Copy out all lines of the records in which the word "ثائر" appears.

Collected data:
══════

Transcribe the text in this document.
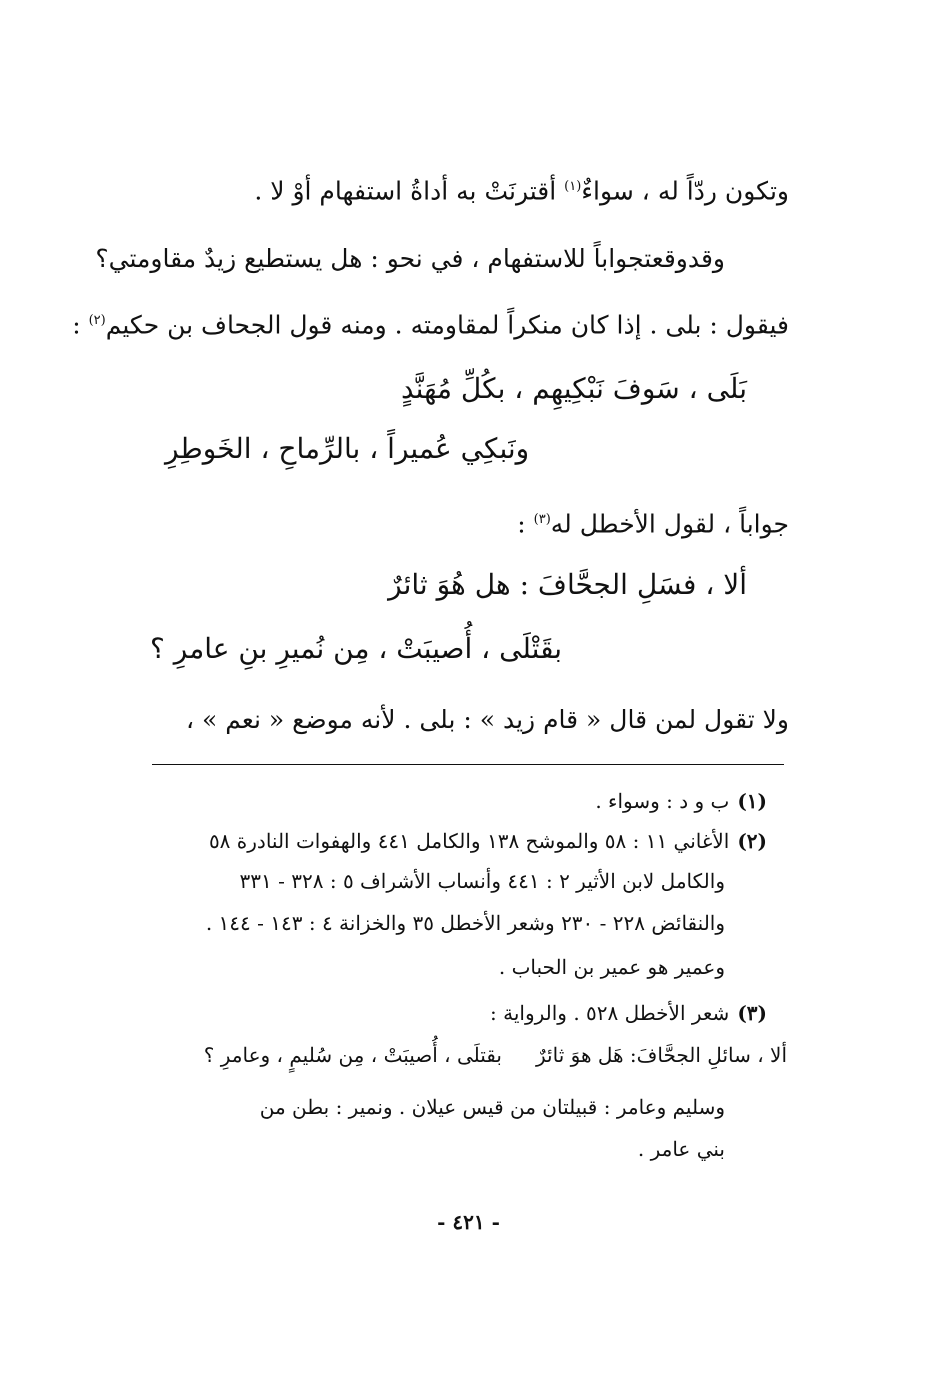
وتكون ردّاً له ، سواءٌ$^{(١)}$ أقترنَتْ به أداةُ استفهام أوْ لا .
وقدوقعتجواباً للاستفهام ، في نحو : هل يستطيع زيدٌ مقاومتي؟
فيقول : بلى . إذا كان منكراً لمقاومته . ومنه قول الجحاف بن حكيم$^{(٢)}$ :
بَلَى ، سَوفَ نَبْكِيهِم ، بكُلِّ مُهَنَّدٍ
ونَبكِي عُميراً ، بالرِّماحِ ، الخَوطِرِ
جواباً ، لقول الأخطل له$^{(٣)}$ :
ألا ، فسَلِ الجحَّافَ : هل هُوَ ثائرٌ
بقَتْلَى ، أُصيبَتْ ، مِن نُميرِ بنِ عامرِ ؟
ولا تقول لمن قال « قام زيد » : بلى . لأنه موضع « نعم » ،
(١)ب و د : وسواء .
(٢)الأغاني ١١ : ٥٨ والموشح ١٣٨ والكامل ٤٤١ والهفوات النادرة ٥٨
والكامل لابن الأثير ٢ : ٤٤١ وأنساب الأشراف ٥ : ٣٢٨ - ٣٣١
والنقائض ٢٢٨ - ٢٣٠ وشعر الأخطل ٣٥ والخزانة ٤ : ١٤٣ - ١٤٤ .
وعمير هو عمير بن الحباب .
(٣)شعر الأخطل ٥٢٨ . والرواية :
ألا ، سائلِ الجحَّافَ: هَل هوَ ثائرٌبقتلَى ، أُصيبَتْ ، مِن سُليمٍ ، وعامرِ ؟
وسليم وعامر : قبيلتان من قيس عيلان . ونمير : بطن من
بني عامر .
- ٤٢١ -
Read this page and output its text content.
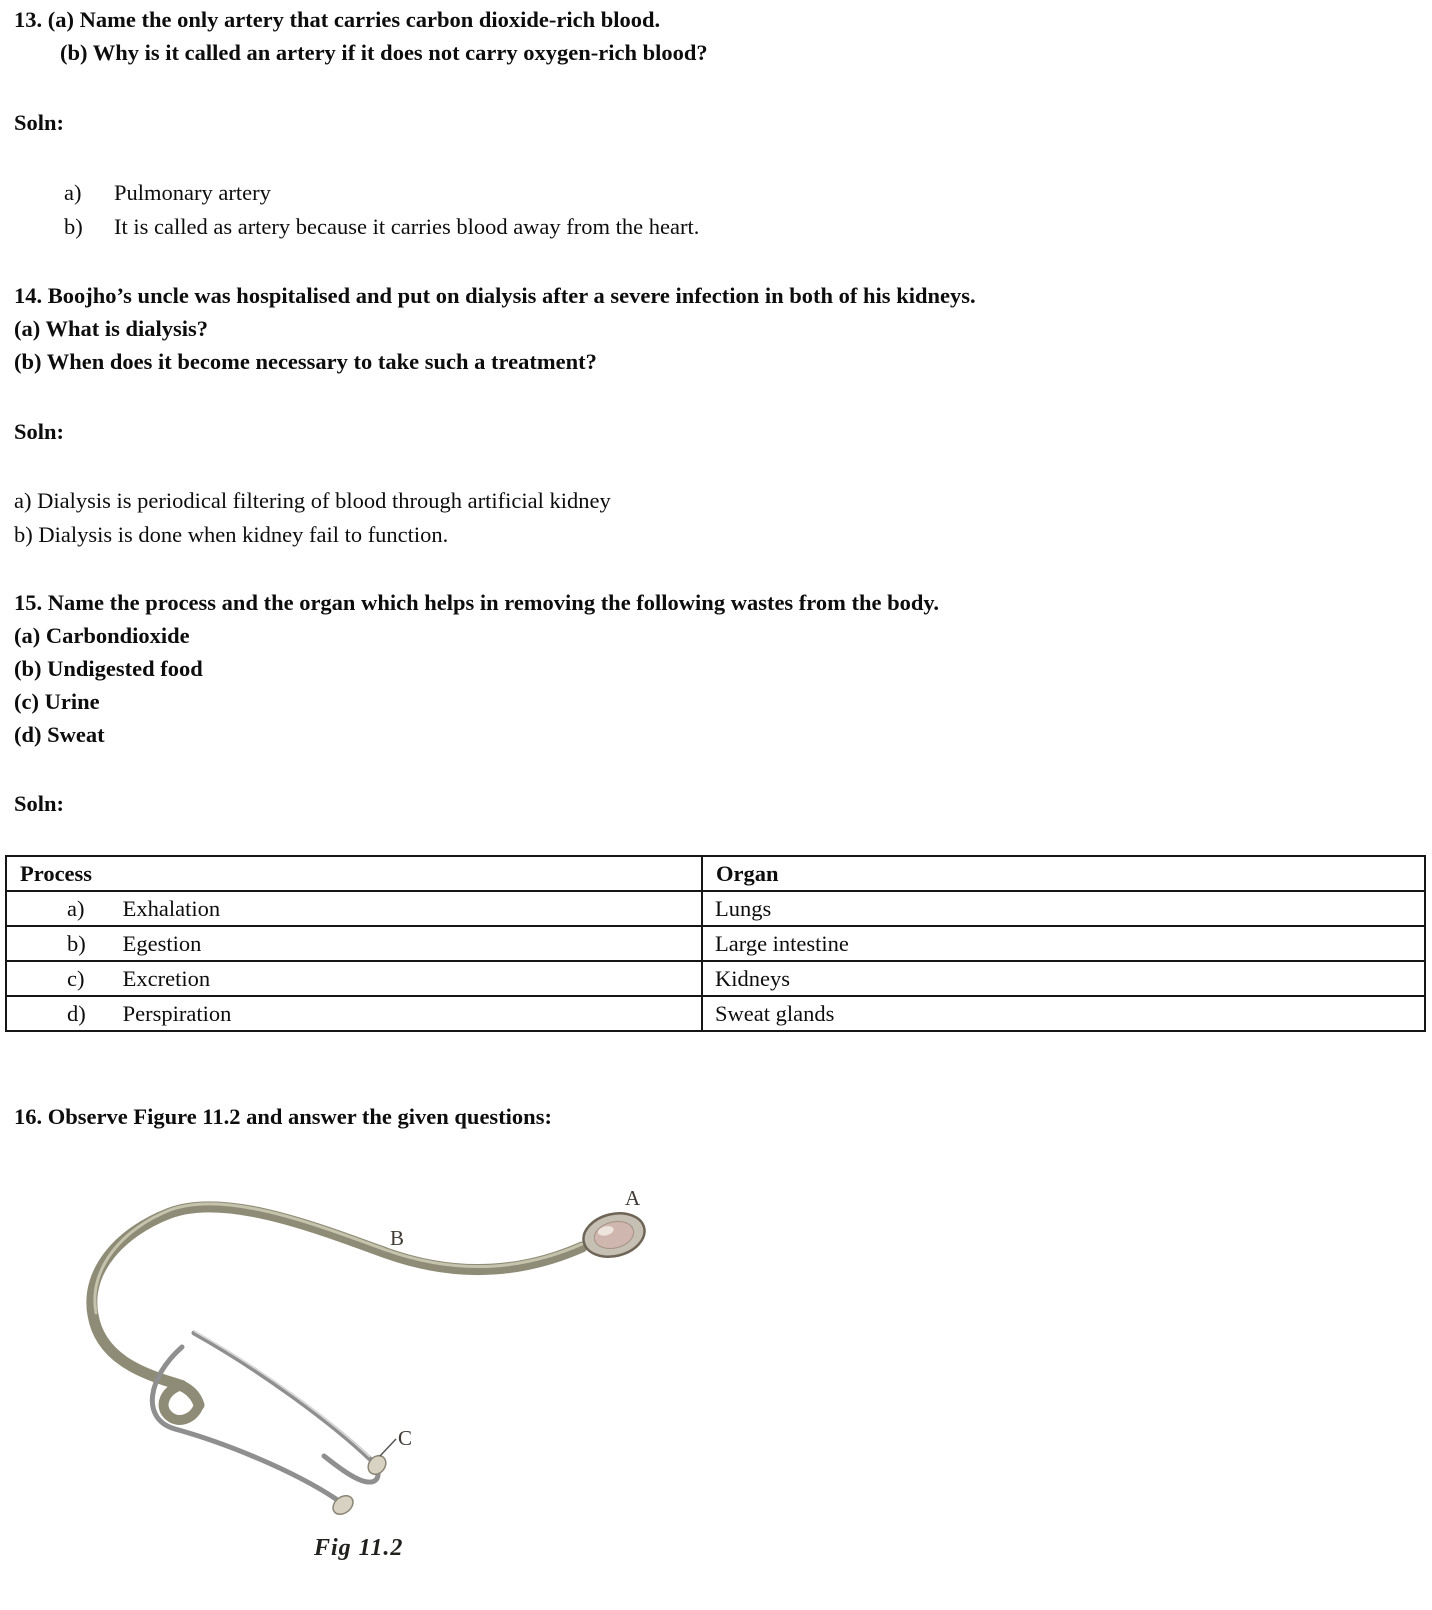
13. (a) Name the only artery that carries carbon dioxide-rich blood.

(b) Why is it called an artery if it does not carry oxygen-rich blood?

Soln:

a)	Pulmonary artery

b)	It is called as artery because it carries blood away from the heart.

14. Boojho’s uncle was hospitalised and put on dialysis after a severe infection in both of his kidneys.

(a) What is dialysis?

(b) When does it become necessary to take such a treatment?

Soln:

a) Dialysis is periodical filtering of blood through artificial kidney

b) Dialysis is done when kidney fail to function.

15. Name the process and the organ which helps in removing the following wastes from the body.

(a) Carbondioxide

(b) Undigested food

(c) Urine

(d) Sweat

Soln:

Process	Organ
a) Exhalation	Lungs
b) Egestion	Large intestine
c) Excretion	Kidneys
d) Perspiration	Sweat glands

16. Observe Figure 11.2 and answer the given questions:

A
B
C

Fig 11.2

══════

TASK OUTPUT:
ألا ، فسَلِ الجحَّافَ : هل هُوَ ثائرٌ
ألا ، سائلِ الجحَّافَ: هَل هوَ ثائرٌبقتلَى ، أُصيبَتْ ، مِن سُليمٍ ، وعامرِ ؟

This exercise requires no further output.